-- START --

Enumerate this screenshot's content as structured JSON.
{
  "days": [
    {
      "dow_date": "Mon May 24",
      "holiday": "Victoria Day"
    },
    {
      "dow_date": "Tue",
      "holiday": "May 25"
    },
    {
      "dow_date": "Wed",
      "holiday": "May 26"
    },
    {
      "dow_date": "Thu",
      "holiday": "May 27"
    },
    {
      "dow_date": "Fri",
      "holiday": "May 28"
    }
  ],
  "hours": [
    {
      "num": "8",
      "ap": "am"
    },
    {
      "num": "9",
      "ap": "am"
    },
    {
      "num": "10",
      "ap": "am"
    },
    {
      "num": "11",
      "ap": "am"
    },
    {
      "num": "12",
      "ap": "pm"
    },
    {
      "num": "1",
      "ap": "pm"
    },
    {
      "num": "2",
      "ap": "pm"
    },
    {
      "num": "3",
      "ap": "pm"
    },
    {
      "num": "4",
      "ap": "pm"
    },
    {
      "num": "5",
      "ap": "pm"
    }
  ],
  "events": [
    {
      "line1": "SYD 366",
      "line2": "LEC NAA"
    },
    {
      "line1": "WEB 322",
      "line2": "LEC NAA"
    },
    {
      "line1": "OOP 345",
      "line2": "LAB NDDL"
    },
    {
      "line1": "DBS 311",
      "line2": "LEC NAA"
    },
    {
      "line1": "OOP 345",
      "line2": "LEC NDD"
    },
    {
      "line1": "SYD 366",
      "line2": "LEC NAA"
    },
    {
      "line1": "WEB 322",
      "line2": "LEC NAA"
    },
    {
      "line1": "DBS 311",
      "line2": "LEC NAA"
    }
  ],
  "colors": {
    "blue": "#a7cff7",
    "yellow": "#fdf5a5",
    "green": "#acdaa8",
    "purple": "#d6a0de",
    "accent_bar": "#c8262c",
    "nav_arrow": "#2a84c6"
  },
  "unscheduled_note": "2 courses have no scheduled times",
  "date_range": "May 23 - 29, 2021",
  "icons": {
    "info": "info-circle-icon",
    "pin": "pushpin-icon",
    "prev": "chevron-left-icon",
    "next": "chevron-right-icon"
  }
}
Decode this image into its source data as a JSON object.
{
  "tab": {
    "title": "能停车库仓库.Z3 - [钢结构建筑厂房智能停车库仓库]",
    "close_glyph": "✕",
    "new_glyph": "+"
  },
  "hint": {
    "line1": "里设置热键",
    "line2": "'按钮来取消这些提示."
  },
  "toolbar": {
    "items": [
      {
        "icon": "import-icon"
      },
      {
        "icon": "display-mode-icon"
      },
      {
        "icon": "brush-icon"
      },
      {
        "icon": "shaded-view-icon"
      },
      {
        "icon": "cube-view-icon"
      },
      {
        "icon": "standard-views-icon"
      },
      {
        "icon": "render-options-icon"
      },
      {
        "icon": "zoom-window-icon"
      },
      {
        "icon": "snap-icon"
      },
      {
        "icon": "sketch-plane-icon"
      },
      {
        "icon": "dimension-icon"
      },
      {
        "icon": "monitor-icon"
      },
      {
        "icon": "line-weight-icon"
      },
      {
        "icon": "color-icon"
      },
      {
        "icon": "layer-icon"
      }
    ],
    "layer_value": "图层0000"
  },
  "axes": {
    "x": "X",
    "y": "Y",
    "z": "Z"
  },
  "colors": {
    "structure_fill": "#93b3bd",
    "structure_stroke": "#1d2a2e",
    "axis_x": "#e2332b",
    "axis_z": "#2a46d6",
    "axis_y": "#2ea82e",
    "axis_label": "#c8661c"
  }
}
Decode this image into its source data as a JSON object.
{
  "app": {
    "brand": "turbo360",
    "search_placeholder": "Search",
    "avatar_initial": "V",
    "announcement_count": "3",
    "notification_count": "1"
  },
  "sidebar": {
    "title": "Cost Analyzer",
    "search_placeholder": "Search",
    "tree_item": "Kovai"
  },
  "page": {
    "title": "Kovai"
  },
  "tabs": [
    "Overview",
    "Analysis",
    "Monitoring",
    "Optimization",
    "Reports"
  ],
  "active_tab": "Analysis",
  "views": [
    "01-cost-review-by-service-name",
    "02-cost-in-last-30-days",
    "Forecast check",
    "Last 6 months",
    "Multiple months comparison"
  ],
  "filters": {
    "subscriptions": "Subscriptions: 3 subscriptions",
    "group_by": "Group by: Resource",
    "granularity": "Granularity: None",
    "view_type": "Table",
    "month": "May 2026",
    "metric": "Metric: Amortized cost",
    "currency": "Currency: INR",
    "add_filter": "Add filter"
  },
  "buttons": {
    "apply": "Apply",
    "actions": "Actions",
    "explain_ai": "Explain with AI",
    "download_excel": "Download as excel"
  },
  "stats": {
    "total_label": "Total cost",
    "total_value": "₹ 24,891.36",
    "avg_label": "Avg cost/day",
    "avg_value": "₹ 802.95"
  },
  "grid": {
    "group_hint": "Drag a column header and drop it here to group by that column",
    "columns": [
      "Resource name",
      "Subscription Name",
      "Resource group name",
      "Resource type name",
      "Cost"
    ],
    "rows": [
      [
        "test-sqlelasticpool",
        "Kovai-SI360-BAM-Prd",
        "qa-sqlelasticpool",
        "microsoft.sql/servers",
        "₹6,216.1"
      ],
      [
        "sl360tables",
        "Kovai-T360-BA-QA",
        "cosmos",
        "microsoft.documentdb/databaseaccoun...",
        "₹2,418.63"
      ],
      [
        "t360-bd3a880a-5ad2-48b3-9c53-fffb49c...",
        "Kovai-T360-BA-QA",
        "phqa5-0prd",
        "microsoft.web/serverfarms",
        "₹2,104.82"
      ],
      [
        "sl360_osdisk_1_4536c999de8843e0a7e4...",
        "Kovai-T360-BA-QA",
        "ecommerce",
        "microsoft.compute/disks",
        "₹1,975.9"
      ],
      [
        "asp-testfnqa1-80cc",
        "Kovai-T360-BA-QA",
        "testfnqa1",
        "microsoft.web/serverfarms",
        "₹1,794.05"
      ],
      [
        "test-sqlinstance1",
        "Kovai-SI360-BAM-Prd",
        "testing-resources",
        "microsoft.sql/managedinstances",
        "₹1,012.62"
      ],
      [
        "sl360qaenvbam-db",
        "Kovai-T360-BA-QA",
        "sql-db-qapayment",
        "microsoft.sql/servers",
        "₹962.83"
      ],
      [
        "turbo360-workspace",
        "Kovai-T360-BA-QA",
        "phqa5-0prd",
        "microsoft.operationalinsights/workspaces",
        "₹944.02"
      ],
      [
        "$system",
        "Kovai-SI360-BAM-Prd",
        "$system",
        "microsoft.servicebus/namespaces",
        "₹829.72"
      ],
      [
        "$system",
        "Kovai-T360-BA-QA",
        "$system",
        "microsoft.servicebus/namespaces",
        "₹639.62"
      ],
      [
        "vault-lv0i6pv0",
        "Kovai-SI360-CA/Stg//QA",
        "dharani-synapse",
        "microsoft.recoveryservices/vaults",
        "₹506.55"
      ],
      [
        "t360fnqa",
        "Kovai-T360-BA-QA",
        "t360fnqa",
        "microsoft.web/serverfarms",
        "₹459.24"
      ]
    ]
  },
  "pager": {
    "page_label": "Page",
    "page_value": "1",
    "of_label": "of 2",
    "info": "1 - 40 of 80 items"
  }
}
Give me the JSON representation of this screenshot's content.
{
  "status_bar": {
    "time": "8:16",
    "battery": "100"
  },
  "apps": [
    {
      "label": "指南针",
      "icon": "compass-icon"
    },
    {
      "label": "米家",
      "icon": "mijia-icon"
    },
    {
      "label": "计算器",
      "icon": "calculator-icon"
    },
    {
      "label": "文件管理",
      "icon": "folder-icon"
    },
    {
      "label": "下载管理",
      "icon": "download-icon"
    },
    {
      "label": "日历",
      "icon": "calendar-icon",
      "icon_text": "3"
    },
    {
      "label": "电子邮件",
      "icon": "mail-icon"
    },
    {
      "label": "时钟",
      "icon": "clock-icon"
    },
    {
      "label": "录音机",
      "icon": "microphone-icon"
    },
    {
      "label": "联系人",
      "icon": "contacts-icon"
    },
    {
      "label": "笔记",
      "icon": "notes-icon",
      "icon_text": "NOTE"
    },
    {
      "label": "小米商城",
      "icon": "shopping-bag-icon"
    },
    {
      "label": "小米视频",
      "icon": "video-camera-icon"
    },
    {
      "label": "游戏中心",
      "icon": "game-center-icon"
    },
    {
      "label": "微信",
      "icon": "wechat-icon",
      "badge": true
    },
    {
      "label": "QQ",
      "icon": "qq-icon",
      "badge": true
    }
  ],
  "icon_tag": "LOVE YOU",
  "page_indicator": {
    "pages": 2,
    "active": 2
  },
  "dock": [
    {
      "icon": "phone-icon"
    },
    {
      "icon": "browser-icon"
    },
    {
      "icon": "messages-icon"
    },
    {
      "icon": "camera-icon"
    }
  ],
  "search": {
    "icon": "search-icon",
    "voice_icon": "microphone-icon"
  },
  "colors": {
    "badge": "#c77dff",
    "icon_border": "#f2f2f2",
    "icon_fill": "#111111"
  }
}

-- END --

Identify the lines in the entries above that contain "title", then copy them out.

- **Written solution**
    "title": "能停车库仓库.Z3 - [钢结构建筑厂房智能停车库仓库]",
    "title": "Cost Analyzer",
    "title": "Kovai"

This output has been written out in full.